Provide nothing beyond the count of lines that include the string "JSON".

-=-=-=-=-

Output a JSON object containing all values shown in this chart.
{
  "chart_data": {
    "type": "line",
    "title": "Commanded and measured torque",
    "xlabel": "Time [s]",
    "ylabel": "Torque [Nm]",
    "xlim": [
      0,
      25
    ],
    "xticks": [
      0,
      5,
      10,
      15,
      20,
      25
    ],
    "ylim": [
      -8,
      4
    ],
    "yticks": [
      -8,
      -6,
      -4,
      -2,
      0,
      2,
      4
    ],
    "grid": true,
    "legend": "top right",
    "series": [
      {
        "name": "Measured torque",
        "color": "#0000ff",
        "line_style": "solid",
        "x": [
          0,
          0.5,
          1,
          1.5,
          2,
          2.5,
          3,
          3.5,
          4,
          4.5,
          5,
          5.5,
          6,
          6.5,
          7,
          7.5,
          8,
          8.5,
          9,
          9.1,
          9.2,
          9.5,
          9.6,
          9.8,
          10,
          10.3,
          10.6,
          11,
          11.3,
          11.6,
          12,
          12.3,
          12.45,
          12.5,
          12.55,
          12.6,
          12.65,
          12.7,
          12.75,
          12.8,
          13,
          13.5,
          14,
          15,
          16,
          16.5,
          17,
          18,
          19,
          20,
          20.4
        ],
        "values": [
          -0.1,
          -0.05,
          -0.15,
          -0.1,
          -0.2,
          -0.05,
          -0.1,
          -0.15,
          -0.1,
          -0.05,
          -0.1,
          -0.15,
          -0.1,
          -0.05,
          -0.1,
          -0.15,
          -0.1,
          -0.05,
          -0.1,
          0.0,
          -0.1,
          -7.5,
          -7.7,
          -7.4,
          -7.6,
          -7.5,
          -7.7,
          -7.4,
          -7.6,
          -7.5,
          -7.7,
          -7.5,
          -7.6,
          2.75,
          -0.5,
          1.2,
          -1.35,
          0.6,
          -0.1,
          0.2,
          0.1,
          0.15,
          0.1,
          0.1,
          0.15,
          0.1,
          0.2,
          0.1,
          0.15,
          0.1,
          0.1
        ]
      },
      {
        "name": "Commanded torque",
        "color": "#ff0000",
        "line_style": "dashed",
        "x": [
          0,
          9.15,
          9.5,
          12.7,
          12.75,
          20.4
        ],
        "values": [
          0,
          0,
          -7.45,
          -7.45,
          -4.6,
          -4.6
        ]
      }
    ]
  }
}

-=-=-=-=-

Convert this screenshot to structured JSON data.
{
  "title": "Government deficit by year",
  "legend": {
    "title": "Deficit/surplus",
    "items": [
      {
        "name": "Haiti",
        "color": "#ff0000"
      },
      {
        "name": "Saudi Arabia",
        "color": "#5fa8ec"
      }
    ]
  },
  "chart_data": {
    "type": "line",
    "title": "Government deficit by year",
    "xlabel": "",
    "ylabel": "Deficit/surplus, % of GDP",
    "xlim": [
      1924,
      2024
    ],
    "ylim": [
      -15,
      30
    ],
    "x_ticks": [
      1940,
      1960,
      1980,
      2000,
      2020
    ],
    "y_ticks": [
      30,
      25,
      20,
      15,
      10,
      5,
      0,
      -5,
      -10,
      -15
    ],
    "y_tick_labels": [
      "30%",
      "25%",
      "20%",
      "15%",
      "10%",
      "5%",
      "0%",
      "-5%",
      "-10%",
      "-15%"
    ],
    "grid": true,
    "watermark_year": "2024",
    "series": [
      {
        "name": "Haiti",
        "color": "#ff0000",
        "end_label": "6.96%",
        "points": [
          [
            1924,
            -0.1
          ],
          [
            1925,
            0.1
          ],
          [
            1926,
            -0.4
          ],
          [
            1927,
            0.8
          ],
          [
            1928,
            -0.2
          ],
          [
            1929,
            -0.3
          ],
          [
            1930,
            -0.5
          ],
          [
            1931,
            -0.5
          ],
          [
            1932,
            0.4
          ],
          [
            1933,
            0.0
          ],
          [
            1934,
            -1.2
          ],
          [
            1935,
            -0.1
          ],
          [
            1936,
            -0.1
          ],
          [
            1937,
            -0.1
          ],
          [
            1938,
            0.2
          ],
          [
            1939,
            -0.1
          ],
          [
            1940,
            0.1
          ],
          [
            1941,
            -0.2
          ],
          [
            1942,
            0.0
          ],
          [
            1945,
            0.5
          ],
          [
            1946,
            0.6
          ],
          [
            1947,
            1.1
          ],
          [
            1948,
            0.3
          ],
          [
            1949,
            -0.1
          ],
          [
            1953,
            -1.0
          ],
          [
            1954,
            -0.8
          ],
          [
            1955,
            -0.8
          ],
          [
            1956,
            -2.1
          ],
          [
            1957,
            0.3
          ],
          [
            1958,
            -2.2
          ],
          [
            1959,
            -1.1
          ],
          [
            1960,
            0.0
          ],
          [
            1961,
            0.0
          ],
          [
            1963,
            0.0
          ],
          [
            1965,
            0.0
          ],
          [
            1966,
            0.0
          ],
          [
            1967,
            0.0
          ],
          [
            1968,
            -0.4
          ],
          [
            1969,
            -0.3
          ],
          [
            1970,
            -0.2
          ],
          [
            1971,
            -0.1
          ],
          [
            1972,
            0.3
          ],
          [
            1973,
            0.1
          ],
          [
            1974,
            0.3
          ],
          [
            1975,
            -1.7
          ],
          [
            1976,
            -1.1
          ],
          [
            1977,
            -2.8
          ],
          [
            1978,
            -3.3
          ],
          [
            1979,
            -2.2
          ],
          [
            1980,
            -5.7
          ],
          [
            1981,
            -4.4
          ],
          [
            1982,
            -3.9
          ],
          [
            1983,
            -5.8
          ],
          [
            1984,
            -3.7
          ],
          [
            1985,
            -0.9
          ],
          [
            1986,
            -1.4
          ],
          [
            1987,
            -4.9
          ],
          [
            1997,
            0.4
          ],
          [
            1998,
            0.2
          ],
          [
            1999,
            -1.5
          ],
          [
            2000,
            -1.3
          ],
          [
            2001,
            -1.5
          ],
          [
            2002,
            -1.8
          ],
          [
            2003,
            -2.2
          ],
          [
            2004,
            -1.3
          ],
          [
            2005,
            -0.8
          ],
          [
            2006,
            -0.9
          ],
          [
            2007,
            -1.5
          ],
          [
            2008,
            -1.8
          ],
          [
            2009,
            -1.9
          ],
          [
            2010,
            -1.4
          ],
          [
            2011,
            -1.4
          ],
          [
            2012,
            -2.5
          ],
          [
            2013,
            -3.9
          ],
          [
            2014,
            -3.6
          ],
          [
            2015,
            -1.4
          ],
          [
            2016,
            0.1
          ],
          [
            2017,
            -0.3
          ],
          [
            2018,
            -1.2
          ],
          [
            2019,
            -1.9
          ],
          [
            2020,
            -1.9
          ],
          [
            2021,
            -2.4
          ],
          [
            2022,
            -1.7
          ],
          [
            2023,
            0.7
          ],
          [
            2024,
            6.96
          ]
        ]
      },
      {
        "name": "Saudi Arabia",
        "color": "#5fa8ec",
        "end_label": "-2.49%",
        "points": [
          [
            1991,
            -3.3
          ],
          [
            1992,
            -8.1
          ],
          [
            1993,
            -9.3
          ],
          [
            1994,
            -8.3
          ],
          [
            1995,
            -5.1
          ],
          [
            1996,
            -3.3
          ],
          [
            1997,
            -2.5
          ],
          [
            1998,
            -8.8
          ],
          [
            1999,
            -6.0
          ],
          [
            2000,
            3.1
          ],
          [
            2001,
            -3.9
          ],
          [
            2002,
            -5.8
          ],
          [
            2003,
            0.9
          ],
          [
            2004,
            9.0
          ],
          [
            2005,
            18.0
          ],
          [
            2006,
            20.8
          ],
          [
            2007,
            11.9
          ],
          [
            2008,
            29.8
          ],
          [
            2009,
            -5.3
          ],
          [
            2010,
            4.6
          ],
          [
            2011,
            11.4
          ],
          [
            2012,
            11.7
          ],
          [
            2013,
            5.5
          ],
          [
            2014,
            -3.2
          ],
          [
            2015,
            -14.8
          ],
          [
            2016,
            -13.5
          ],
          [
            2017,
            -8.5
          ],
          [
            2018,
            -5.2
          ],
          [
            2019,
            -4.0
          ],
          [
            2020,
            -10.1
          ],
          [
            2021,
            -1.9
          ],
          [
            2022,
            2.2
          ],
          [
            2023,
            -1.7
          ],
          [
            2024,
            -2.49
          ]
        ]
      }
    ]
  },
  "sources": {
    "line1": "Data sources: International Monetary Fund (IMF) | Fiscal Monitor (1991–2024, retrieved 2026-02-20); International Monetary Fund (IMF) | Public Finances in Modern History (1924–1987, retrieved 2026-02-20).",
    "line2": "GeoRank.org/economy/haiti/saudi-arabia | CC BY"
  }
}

-=-=-=-=-

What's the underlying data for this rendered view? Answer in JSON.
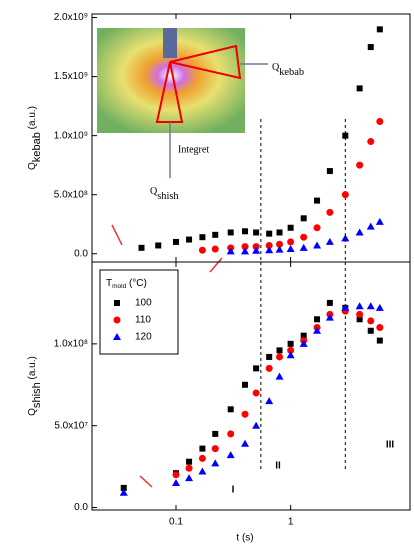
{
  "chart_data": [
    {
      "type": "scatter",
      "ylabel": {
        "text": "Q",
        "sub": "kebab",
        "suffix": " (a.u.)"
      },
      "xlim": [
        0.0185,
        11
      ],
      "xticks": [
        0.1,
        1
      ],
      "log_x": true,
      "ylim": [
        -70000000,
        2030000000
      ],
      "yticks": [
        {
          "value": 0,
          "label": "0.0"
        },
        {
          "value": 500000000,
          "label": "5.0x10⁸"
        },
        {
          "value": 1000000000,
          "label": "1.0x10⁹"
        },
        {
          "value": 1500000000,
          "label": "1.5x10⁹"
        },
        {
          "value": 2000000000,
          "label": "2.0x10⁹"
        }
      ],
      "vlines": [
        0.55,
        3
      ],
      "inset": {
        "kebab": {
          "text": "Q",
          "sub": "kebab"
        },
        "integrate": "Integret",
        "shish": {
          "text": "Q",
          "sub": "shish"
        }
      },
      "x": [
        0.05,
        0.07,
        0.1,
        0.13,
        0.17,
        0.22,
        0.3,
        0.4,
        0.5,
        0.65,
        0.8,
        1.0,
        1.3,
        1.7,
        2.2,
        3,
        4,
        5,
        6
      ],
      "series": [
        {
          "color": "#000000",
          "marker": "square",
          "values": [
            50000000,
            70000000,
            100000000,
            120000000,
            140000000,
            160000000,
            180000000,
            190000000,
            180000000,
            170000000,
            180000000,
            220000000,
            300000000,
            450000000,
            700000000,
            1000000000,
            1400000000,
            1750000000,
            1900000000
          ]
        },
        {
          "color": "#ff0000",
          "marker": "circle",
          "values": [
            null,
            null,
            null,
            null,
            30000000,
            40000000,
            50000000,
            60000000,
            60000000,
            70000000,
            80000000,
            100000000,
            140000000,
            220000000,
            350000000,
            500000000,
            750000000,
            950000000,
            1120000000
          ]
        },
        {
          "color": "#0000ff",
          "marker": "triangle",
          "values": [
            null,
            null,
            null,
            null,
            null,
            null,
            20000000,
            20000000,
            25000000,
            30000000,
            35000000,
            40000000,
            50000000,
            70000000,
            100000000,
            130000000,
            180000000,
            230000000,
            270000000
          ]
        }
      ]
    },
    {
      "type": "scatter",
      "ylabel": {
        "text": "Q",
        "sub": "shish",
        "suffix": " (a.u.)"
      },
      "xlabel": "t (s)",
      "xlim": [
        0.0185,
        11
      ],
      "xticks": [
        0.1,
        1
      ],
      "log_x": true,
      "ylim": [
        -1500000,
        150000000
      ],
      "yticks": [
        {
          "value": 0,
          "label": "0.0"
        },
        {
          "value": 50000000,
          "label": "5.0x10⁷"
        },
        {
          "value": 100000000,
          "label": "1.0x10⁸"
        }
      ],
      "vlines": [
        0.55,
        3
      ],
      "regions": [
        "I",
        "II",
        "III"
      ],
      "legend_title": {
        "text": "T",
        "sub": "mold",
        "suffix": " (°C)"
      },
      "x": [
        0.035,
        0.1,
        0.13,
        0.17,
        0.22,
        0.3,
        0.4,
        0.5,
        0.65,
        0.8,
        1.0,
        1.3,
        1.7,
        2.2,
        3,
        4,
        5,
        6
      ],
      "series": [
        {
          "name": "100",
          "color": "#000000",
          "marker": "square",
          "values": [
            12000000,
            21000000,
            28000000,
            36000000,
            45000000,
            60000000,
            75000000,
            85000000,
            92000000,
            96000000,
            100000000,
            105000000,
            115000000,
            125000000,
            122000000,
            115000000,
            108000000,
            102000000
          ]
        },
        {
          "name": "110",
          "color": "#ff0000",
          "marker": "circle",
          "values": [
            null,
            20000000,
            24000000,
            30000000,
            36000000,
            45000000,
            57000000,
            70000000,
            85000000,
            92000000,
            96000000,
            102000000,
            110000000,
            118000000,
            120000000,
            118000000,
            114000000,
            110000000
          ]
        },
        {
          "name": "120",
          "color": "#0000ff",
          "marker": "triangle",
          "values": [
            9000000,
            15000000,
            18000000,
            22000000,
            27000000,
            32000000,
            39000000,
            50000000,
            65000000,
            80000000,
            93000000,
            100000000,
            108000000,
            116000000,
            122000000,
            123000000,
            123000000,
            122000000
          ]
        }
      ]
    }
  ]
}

-=-=-=-=-

Exercise response: 3